=== Task ===
All the data below goes into the copy word for word, but the pictures don't.

┄┄┄┄┄┄

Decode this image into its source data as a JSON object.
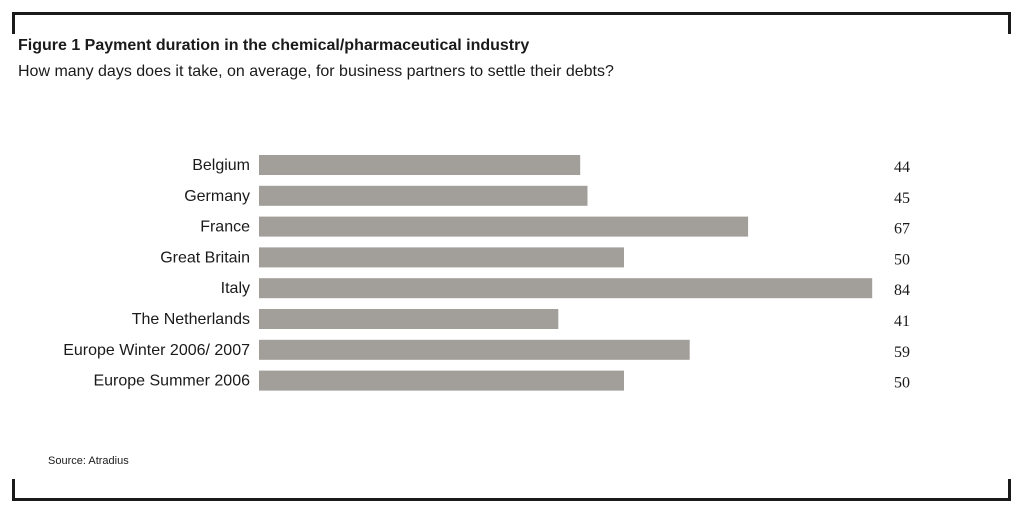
{
  "figure": {
    "title": "Figure 1 Payment duration in the chemical/pharmaceutical industry",
    "subtitle": "How many days does it take, on average, for business partners to settle their debts?",
    "source": "Source: Atradius"
  },
  "colors": {
    "bar": "#a29e99",
    "text": "#1a1a1a",
    "frame": "#1a1a1a"
  },
  "chart_data": {
    "type": "bar",
    "orientation": "horizontal",
    "title": "Figure 1 Payment duration in the chemical/pharmaceutical industry",
    "subtitle": "How many days does it take, on average, for business partners to settle their debts?",
    "xlabel": "",
    "ylabel": "",
    "xlim": [
      0,
      84
    ],
    "grid": false,
    "legend": "none",
    "categories": [
      "Belgium",
      "Germany",
      "France",
      "Great Britain",
      "Italy",
      "The Netherlands",
      "Europe Winter 2006/ 2007",
      "Europe Summer 2006"
    ],
    "values": [
      44,
      45,
      67,
      50,
      84,
      41,
      59,
      50
    ]
  }
}
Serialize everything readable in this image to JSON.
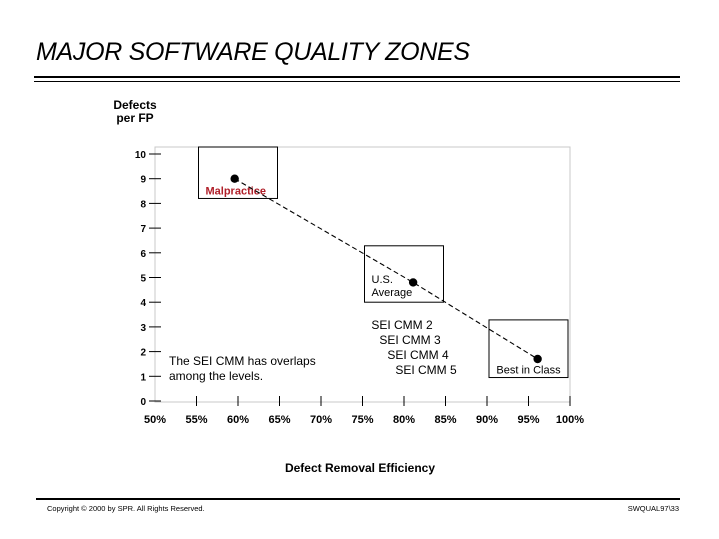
{
  "slide": {
    "title": "MAJOR SOFTWARE QUALITY ZONES",
    "copyright": "Copyright © 2000 by SPR.  All Rights Reserved.",
    "slide_id": "SWQUAL97\\33"
  },
  "chart_data": {
    "type": "line",
    "title": "",
    "xlabel": "Defect Removal Efficiency",
    "ylabel": "Defects per FP",
    "x_tick_labels": [
      "50%",
      "55%",
      "60%",
      "65%",
      "70%",
      "75%",
      "80%",
      "85%",
      "90%",
      "95%",
      "100%"
    ],
    "y_tick_labels": [
      "0",
      "1",
      "2",
      "3",
      "4",
      "5",
      "6",
      "7",
      "8",
      "9",
      "10"
    ],
    "xlim": [
      50,
      100
    ],
    "ylim": [
      0,
      10
    ],
    "grid": false,
    "series": [
      {
        "line_style": "dashed",
        "points": [
          {
            "x": 59.6,
            "y": 9.0
          },
          {
            "x": 81.1,
            "y": 4.8
          },
          {
            "x": 96.1,
            "y": 1.7
          }
        ]
      }
    ],
    "zones": [
      {
        "label": "Malpractice",
        "x_range": [
          55,
          65
        ],
        "y_range": [
          8.2,
          10.0
        ],
        "label_color": "#b0202a"
      },
      {
        "label_lines": [
          "U.S.",
          "Average"
        ],
        "x_range": [
          75,
          85
        ],
        "y_range": [
          4.0,
          6.0
        ]
      },
      {
        "label": "Best in Class",
        "x_range": [
          90,
          100
        ],
        "y_range": [
          0.95,
          3.0
        ]
      }
    ],
    "annotations": [
      {
        "lines": [
          "SEI CMM 2",
          "SEI CMM 3",
          "SEI CMM 4",
          "SEI CMM 5"
        ]
      },
      {
        "lines": [
          "The SEI CMM has overlaps",
          "among the levels."
        ]
      }
    ]
  }
}
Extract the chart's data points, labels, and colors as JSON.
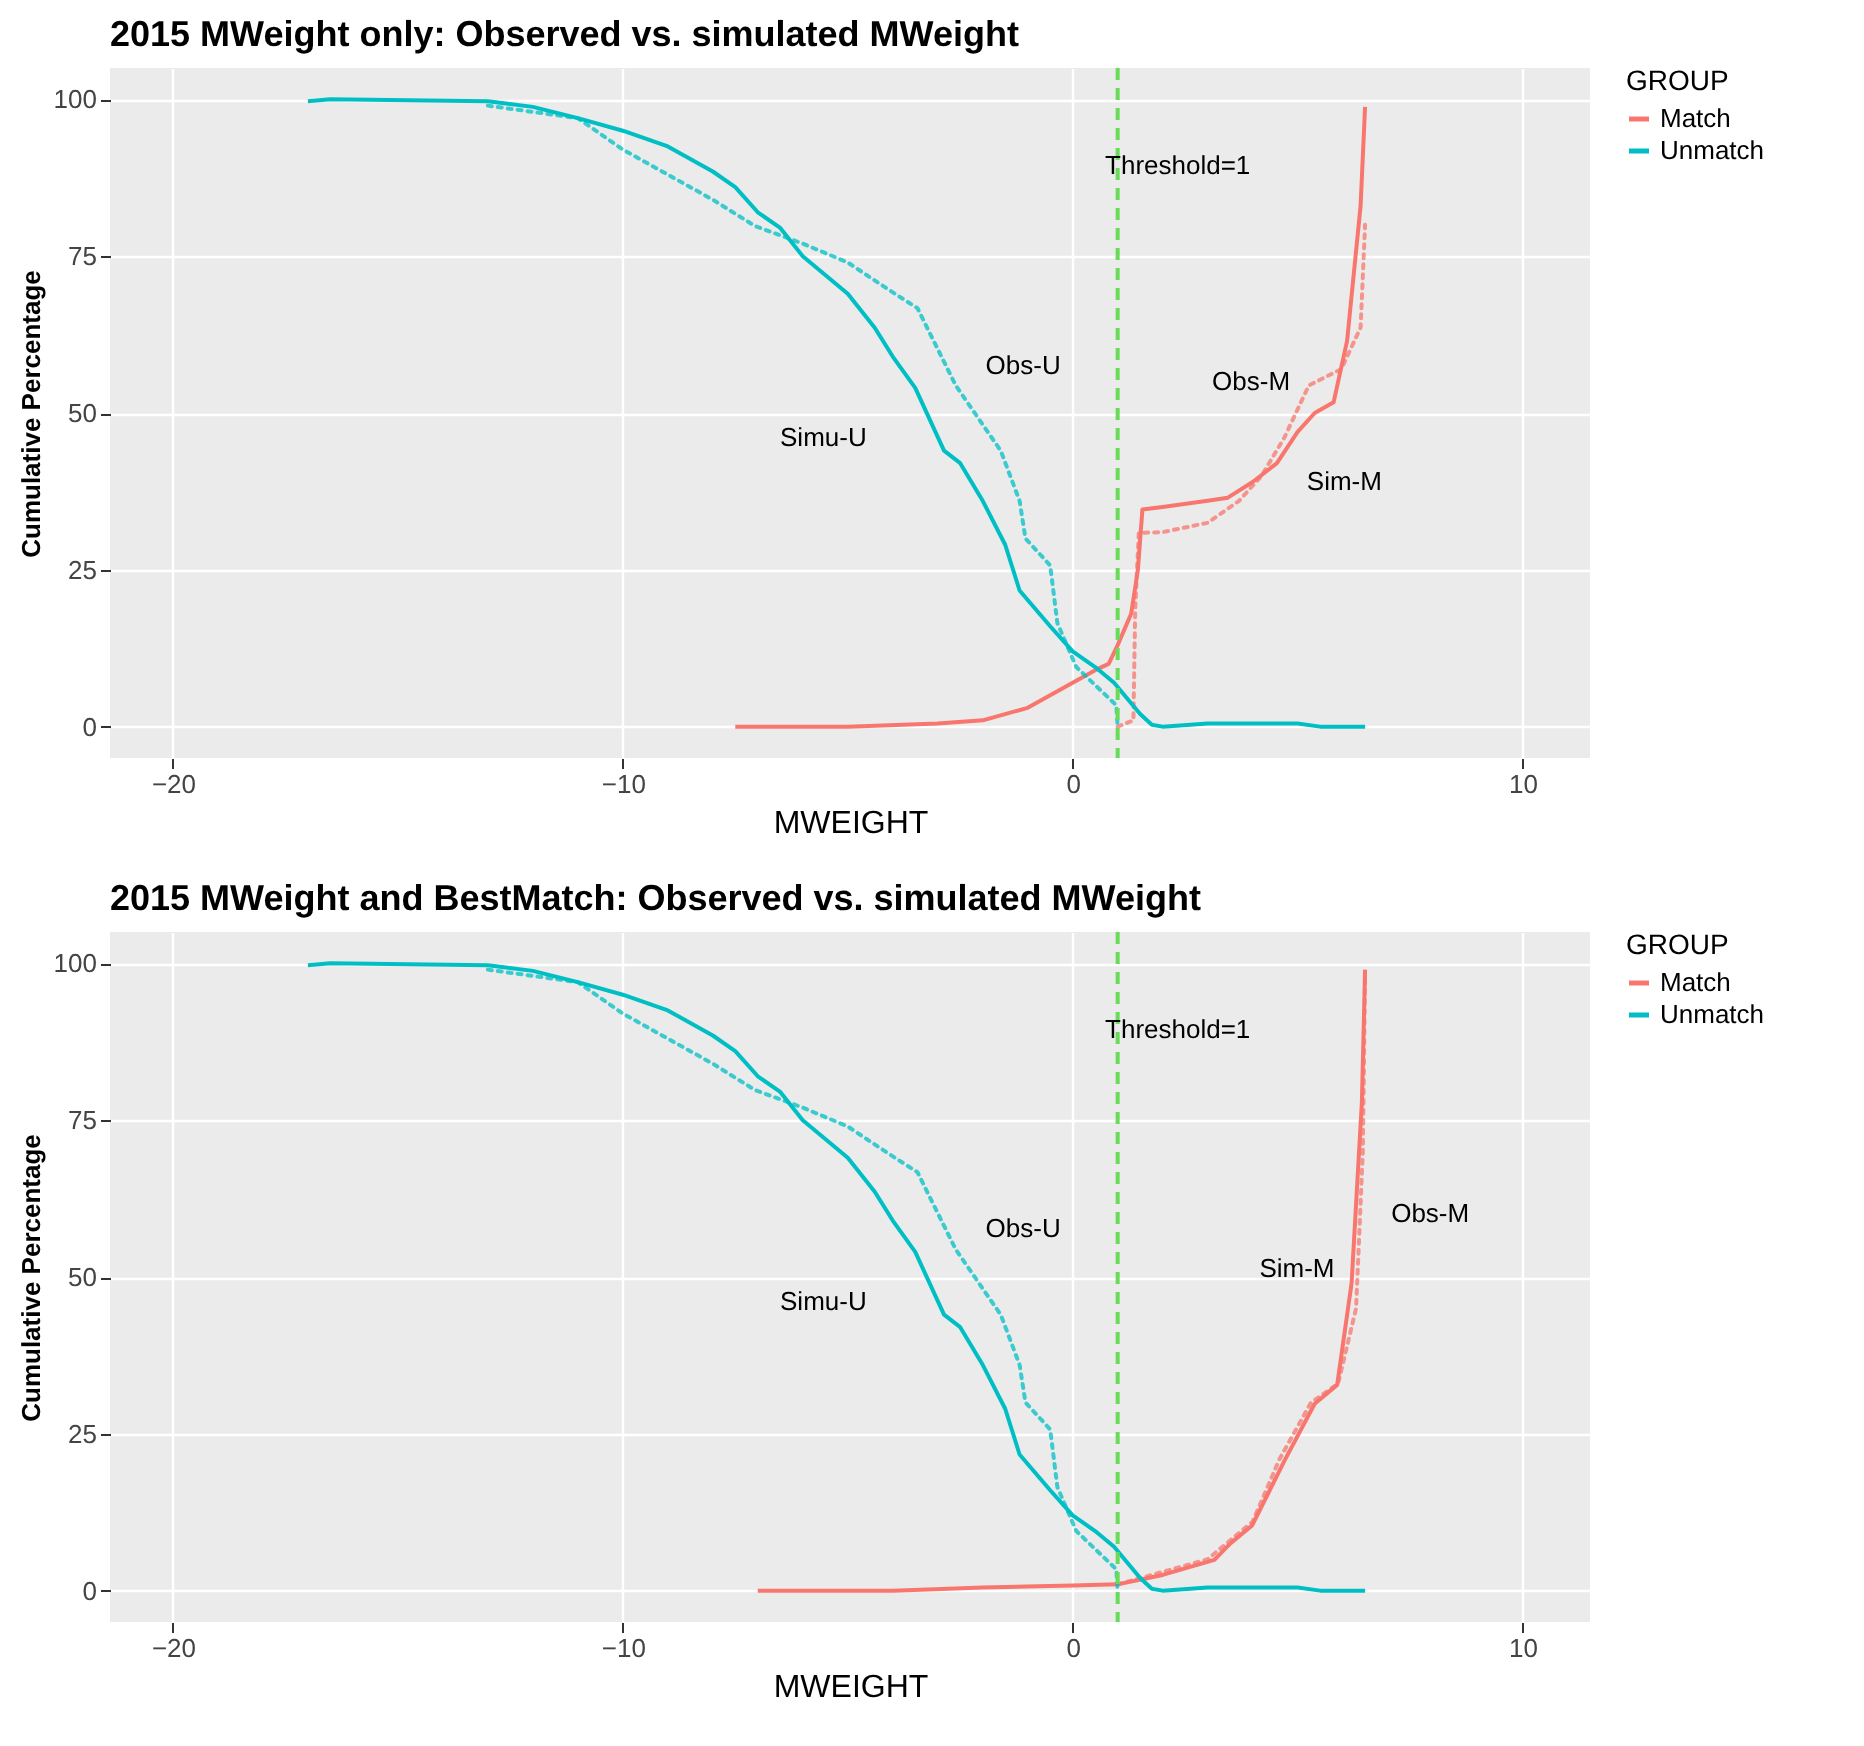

┄┄┄┄┄┄

=== Reply to the exercise ===
Decode this image into its source data as a JSON object.
{
  "figure": {
    "title": "Figure 1 Payment duration in the chemical/pharmaceutical industry",
    "subtitle": "How many days does it take, on average, for business partners to settle their debts?",
    "source": "Source: Atradius"
  },
  "colors": {
    "bar": "#a29e99",
    "text": "#1a1a1a",
    "frame": "#1a1a1a"
  },
  "chart_data": {
    "type": "bar",
    "orientation": "horizontal",
    "title": "Figure 1 Payment duration in the chemical/pharmaceutical industry",
    "subtitle": "How many days does it take, on average, for business partners to settle their debts?",
    "xlabel": "",
    "ylabel": "",
    "xlim": [
      0,
      84
    ],
    "grid": false,
    "legend": "none",
    "categories": [
      "Belgium",
      "Germany",
      "France",
      "Great Britain",
      "Italy",
      "The Netherlands",
      "Europe Winter 2006/ 2007",
      "Europe Summer 2006"
    ],
    "values": [
      44,
      45,
      67,
      50,
      84,
      41,
      59,
      50
    ]
  }
}
Serialize everything readable in this image to JSON.
{
  "slide": {
    "title": "MAJOR SOFTWARE QUALITY ZONES",
    "copyright": "Copyright © 2000 by SPR.  All Rights Reserved.",
    "slide_id": "SWQUAL97\\33"
  },
  "chart_data": {
    "type": "line",
    "title": "",
    "xlabel": "Defect Removal Efficiency",
    "ylabel": "Defects per FP",
    "x_tick_labels": [
      "50%",
      "55%",
      "60%",
      "65%",
      "70%",
      "75%",
      "80%",
      "85%",
      "90%",
      "95%",
      "100%"
    ],
    "y_tick_labels": [
      "0",
      "1",
      "2",
      "3",
      "4",
      "5",
      "6",
      "7",
      "8",
      "9",
      "10"
    ],
    "xlim": [
      50,
      100
    ],
    "ylim": [
      0,
      10
    ],
    "grid": false,
    "series": [
      {
        "line_style": "dashed",
        "points": [
          {
            "x": 59.6,
            "y": 9.0
          },
          {
            "x": 81.1,
            "y": 4.8
          },
          {
            "x": 96.1,
            "y": 1.7
          }
        ]
      }
    ],
    "zones": [
      {
        "label": "Malpractice",
        "x_range": [
          55,
          65
        ],
        "y_range": [
          8.2,
          10.0
        ],
        "label_color": "#b0202a"
      },
      {
        "label_lines": [
          "U.S.",
          "Average"
        ],
        "x_range": [
          75,
          85
        ],
        "y_range": [
          4.0,
          6.0
        ]
      },
      {
        "label": "Best in Class",
        "x_range": [
          90,
          100
        ],
        "y_range": [
          0.95,
          3.0
        ]
      }
    ],
    "annotations": [
      {
        "lines": [
          "SEI CMM 2",
          "SEI CMM 3",
          "SEI CMM 4",
          "SEI CMM 5"
        ]
      },
      {
        "lines": [
          "The SEI CMM has overlaps",
          "among the levels."
        ]
      }
    ]
  }
}
Extract the chart's data points, labels, and colors as JSON.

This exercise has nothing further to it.